**Stored entries**
## Begin

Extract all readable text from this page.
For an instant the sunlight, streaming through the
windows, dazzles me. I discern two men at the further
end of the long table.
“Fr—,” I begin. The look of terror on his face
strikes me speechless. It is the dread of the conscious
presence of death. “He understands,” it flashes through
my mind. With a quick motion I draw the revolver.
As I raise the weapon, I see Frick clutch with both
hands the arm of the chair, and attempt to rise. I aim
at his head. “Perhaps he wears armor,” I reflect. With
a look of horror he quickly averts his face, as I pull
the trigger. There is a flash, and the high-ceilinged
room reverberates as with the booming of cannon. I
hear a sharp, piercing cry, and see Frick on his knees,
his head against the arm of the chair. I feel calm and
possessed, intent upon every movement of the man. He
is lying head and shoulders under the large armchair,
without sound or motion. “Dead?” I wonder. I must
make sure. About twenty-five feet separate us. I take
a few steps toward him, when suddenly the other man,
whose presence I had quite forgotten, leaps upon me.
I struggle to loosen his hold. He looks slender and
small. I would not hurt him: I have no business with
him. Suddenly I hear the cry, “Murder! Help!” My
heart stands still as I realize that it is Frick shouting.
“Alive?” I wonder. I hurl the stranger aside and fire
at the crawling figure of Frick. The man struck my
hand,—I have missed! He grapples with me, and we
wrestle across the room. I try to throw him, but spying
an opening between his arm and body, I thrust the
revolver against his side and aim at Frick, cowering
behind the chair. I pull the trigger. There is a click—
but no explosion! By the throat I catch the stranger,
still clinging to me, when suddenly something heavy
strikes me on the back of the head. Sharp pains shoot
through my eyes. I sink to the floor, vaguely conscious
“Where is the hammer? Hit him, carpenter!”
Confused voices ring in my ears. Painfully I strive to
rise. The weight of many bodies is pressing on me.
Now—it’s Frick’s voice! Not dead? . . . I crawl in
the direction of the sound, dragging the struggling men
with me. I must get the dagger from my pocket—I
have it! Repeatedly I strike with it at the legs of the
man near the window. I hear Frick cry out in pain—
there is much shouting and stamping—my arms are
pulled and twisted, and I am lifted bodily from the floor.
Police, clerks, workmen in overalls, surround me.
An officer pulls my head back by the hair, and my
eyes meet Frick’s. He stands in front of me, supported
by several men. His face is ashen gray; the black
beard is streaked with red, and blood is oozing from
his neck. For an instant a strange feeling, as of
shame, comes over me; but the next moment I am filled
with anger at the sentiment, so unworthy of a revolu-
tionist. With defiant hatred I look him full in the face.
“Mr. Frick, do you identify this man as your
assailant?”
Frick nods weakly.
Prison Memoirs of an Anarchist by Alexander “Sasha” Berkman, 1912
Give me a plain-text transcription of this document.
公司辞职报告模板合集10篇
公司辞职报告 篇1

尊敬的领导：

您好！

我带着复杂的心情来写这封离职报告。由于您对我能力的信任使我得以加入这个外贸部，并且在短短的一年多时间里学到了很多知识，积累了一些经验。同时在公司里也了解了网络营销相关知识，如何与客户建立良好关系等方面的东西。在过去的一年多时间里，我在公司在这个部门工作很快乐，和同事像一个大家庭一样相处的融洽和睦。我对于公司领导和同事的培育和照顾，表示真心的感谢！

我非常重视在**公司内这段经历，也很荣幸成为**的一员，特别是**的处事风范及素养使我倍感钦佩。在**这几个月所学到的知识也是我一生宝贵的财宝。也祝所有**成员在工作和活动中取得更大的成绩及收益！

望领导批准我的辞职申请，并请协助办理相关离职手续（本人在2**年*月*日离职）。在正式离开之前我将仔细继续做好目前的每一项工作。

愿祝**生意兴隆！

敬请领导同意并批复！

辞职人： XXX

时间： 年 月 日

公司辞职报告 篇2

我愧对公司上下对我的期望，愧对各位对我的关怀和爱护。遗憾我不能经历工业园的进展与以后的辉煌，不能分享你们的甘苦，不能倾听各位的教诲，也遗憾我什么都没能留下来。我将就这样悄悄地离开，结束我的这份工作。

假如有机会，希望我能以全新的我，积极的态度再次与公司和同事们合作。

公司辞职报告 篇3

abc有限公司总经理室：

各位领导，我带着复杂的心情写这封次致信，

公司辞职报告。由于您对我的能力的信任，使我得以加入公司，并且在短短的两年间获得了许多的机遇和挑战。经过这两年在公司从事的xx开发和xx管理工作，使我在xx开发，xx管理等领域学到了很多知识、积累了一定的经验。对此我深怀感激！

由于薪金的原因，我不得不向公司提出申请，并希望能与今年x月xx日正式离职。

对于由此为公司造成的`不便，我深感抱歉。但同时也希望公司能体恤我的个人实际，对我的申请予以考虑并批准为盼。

## End

**DESCRIPTION OF THE TASK**
Only the lines from the one that contains "Give me a plain-text" through the last line should be repeated, each exactly as it stands, with both ends included.

**ANSWER FOR THIS EXERCISE**
Give me a plain-text transcription of this document.
公司辞职报告模板合集10篇
公司辞职报告 篇1

尊敬的领导：

您好！

我带着复杂的心情来写这封离职报告。由于您对我能力的信任使我得以加入这个外贸部，并且在短短的一年多时间里学到了很多知识，积累了一些经验。同时在公司里也了解了网络营销相关知识，如何与客户建立良好关系等方面的东西。在过去的一年多时间里，我在公司在这个部门工作很快乐，和同事像一个大家庭一样相处的融洽和睦。我对于公司领导和同事的培育和照顾，表示真心的感谢！

我非常重视在**公司内这段经历，也很荣幸成为**的一员，特别是**的处事风范及素养使我倍感钦佩。在**这几个月所学到的知识也是我一生宝贵的财宝。也祝所有**成员在工作和活动中取得更大的成绩及收益！

望领导批准我的辞职申请，并请协助办理相关离职手续（本人在2**年*月*日离职）。在正式离开之前我将仔细继续做好目前的每一项工作。

愿祝**生意兴隆！

敬请领导同意并批复！

辞职人： XXX

时间： 年 月 日

公司辞职报告 篇2

我愧对公司上下对我的期望，愧对各位对我的关怀和爱护。遗憾我不能经历工业园的进展与以后的辉煌，不能分享你们的甘苦，不能倾听各位的教诲，也遗憾我什么都没能留下来。我将就这样悄悄地离开，结束我的这份工作。

假如有机会，希望我能以全新的我，积极的态度再次与公司和同事们合作。

公司辞职报告 篇3

abc有限公司总经理室：

各位领导，我带着复杂的心情写这封次致信，

公司辞职报告。由于您对我的能力的信任，使我得以加入公司，并且在短短的两年间获得了许多的机遇和挑战。经过这两年在公司从事的xx开发和xx管理工作，使我在xx开发，xx管理等领域学到了很多知识、积累了一定的经验。对此我深怀感激！

由于薪金的原因，我不得不向公司提出申请，并希望能与今年x月xx日正式离职。

对于由此为公司造成的`不便，我深感抱歉。但同时也希望公司能体恤我的个人实际，对我的申请予以考虑并批准为盼。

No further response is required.